* Task objective:
Wherever a line holds the string "such", copy that line.

================================

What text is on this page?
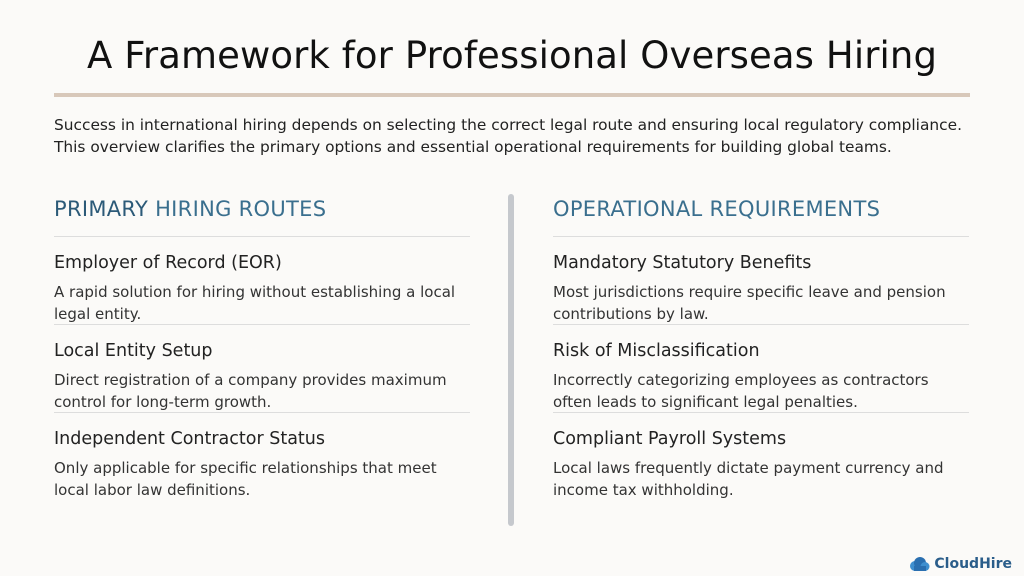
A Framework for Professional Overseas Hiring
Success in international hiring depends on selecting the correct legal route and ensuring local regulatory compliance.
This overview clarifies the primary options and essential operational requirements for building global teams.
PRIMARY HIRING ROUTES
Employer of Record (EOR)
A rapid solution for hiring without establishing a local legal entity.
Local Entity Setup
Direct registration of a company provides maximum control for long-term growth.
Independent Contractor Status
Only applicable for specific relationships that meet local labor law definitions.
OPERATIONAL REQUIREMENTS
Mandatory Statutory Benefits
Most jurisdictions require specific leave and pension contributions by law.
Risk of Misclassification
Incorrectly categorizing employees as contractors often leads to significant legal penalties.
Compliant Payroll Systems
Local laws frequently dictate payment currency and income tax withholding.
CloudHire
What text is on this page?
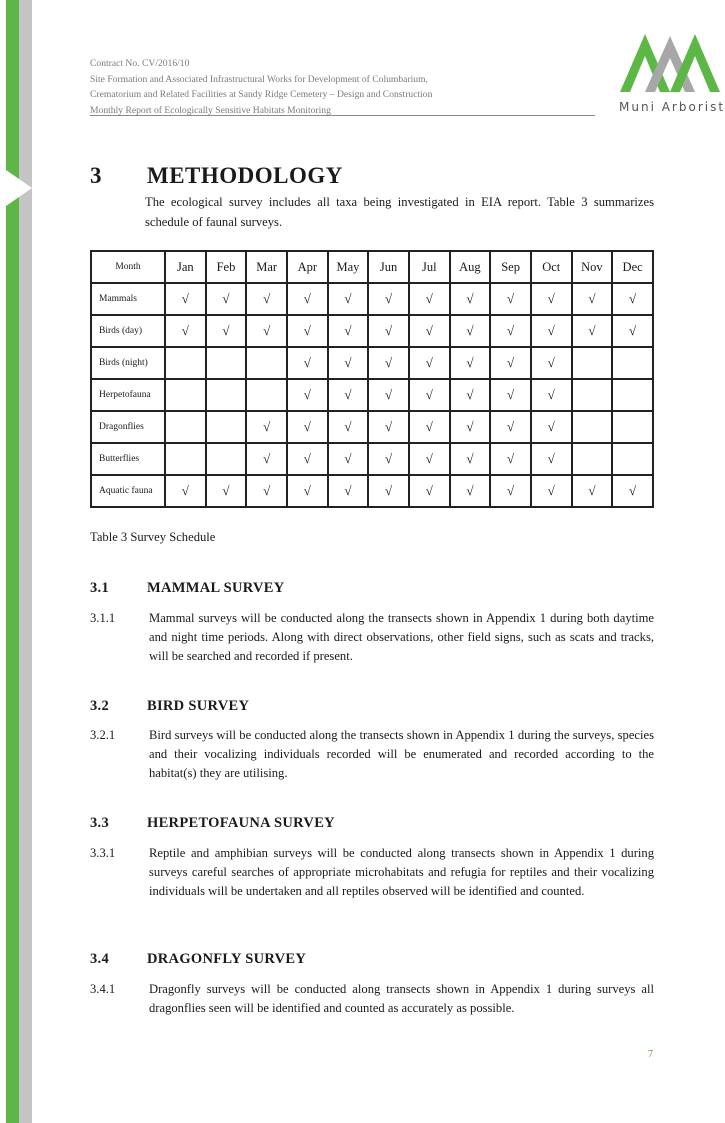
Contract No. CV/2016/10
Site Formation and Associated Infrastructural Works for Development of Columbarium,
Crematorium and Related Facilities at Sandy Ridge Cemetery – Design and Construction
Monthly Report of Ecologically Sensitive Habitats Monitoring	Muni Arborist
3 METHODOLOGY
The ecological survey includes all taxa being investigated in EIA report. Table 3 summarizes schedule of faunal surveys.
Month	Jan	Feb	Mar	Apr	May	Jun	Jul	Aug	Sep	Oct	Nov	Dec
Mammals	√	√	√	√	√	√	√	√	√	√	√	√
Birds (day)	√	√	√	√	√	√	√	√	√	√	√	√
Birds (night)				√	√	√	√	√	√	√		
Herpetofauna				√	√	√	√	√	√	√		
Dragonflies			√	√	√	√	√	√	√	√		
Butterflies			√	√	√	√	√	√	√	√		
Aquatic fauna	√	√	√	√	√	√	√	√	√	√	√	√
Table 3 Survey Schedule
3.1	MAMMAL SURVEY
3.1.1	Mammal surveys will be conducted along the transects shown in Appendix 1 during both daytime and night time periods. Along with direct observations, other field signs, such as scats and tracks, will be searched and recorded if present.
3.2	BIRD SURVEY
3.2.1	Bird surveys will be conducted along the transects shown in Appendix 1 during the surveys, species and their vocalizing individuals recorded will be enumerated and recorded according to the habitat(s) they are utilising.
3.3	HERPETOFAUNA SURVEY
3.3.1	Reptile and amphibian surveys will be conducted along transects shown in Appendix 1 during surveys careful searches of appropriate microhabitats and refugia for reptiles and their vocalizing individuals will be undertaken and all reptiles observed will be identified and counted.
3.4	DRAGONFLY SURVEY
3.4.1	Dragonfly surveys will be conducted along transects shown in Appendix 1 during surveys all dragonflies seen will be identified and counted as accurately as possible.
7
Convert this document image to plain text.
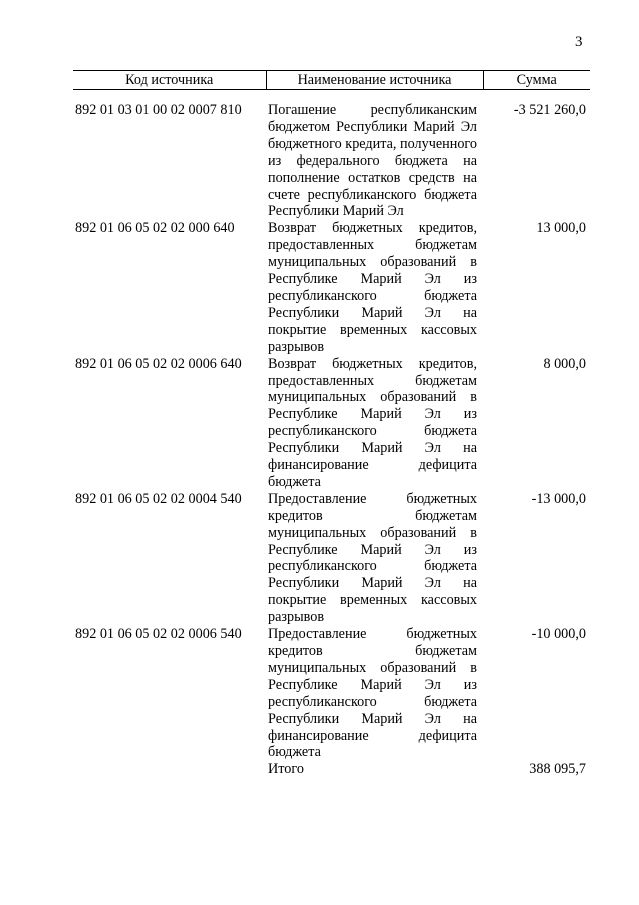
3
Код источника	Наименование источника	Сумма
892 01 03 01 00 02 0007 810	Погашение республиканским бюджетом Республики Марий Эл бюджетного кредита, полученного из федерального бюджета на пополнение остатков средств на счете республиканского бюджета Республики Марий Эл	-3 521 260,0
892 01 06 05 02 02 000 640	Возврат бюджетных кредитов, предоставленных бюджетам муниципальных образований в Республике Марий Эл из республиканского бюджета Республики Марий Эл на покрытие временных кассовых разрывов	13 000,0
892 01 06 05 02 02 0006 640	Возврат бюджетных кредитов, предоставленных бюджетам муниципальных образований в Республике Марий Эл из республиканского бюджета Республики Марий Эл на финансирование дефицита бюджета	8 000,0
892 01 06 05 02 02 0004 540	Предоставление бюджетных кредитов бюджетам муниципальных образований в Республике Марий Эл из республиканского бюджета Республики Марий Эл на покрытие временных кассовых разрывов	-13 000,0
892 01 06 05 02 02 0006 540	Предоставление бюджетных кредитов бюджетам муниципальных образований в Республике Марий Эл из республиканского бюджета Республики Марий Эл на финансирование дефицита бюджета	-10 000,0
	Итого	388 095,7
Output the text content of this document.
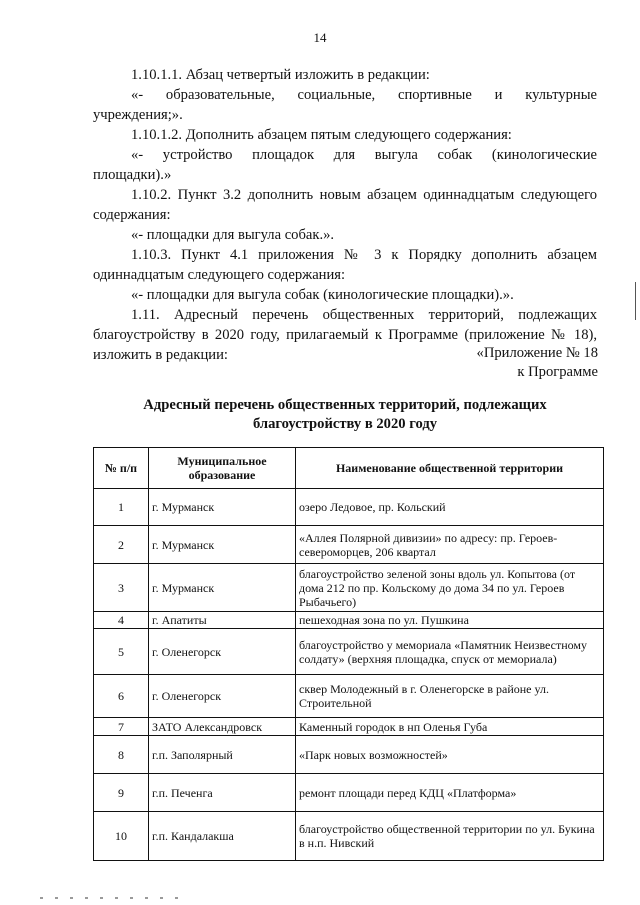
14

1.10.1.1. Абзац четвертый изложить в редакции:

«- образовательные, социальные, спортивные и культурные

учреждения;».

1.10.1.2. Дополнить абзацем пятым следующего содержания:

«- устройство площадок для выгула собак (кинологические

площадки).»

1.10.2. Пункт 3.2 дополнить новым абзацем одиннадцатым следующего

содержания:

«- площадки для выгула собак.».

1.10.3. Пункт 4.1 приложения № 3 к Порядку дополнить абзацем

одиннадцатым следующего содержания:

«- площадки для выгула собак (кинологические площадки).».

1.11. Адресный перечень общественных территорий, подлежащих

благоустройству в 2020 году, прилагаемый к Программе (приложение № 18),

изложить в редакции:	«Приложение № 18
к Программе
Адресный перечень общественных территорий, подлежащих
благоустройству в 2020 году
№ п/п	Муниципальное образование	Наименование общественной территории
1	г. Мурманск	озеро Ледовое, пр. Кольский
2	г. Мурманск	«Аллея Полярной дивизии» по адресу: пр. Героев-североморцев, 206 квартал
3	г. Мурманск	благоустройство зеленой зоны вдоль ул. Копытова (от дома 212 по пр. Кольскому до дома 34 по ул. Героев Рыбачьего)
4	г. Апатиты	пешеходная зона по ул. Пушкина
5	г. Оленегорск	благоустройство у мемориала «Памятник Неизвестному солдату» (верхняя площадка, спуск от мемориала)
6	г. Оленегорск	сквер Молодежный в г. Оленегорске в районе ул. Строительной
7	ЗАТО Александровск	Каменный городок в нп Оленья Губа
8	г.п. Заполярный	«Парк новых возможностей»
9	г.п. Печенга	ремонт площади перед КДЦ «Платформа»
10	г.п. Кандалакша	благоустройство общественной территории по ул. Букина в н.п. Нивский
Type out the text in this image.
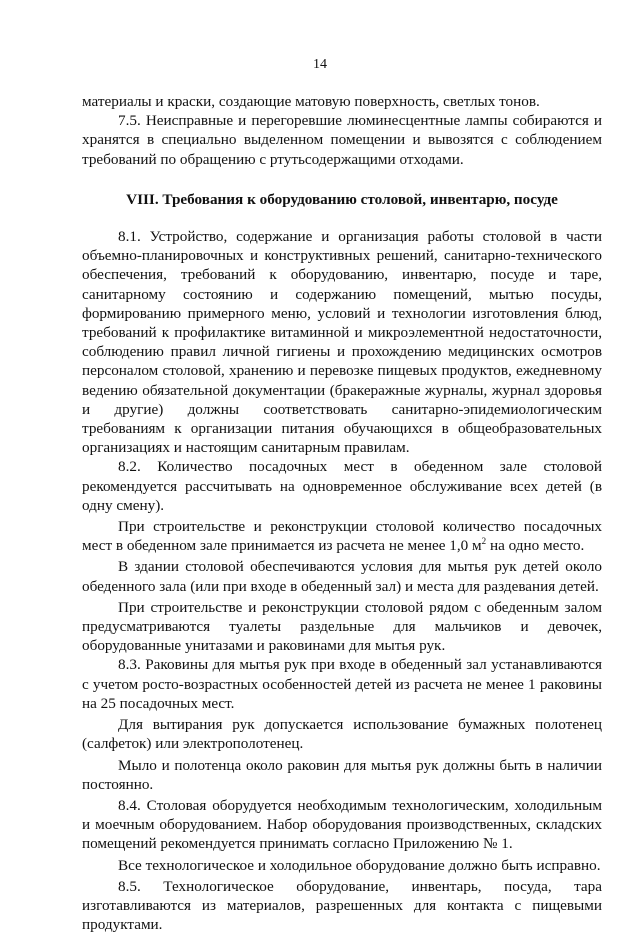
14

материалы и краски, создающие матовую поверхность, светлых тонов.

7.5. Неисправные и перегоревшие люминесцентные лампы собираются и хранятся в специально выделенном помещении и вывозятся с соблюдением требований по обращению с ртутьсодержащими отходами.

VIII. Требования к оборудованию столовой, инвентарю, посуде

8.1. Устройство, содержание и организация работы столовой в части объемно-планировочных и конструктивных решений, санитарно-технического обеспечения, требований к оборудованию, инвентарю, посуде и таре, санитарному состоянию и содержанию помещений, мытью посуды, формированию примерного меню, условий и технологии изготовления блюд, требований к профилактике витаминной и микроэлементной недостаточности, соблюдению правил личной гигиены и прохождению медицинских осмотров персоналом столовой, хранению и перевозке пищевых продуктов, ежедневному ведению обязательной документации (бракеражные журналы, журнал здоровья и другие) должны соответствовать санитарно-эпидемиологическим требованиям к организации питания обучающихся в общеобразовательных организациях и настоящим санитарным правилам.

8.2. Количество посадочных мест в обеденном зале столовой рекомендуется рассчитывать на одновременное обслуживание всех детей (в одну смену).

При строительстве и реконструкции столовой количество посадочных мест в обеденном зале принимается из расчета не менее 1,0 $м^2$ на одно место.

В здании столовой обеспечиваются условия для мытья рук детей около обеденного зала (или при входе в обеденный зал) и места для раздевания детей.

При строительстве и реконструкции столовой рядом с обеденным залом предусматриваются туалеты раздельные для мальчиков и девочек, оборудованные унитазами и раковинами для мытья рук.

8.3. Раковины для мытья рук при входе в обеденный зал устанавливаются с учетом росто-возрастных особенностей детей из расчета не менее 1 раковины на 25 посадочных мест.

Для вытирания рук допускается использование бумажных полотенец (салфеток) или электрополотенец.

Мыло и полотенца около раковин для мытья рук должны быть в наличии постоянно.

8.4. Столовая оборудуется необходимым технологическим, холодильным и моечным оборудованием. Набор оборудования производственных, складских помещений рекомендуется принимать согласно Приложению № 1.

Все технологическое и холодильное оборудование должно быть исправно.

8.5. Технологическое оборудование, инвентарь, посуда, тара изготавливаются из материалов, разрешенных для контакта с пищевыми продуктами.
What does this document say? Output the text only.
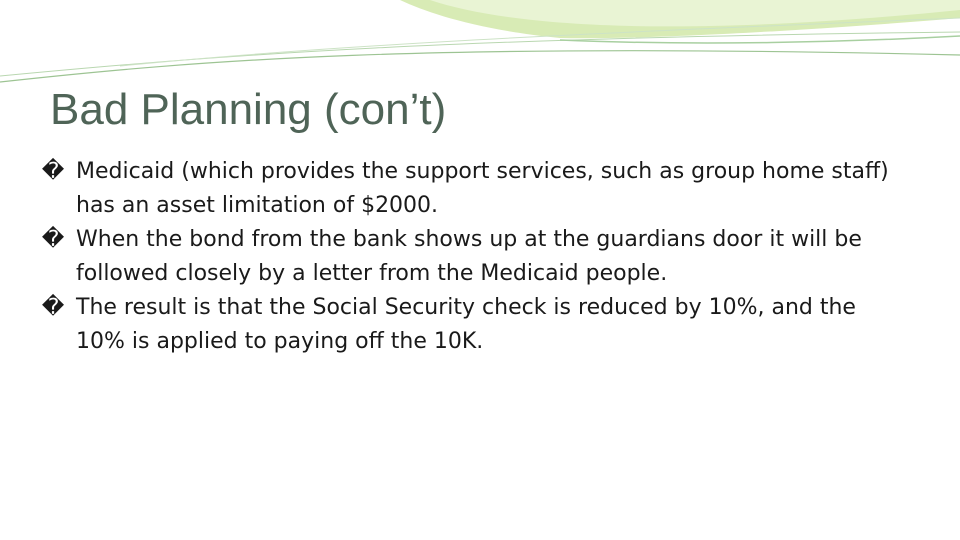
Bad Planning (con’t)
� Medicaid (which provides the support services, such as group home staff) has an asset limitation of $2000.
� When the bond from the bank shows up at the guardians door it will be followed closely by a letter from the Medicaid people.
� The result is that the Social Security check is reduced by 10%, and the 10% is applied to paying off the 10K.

================================

* Correct response:
3.1.1	Mammal surveys will be conducted along the transects shown in Appendix 1 during both daytime and night time periods. Along with direct observations, other field signs, such as scats and tracks, will be searched and recorded if present.
� Medicaid (which provides the support services, such as group home staff) has an asset limitation of $2000.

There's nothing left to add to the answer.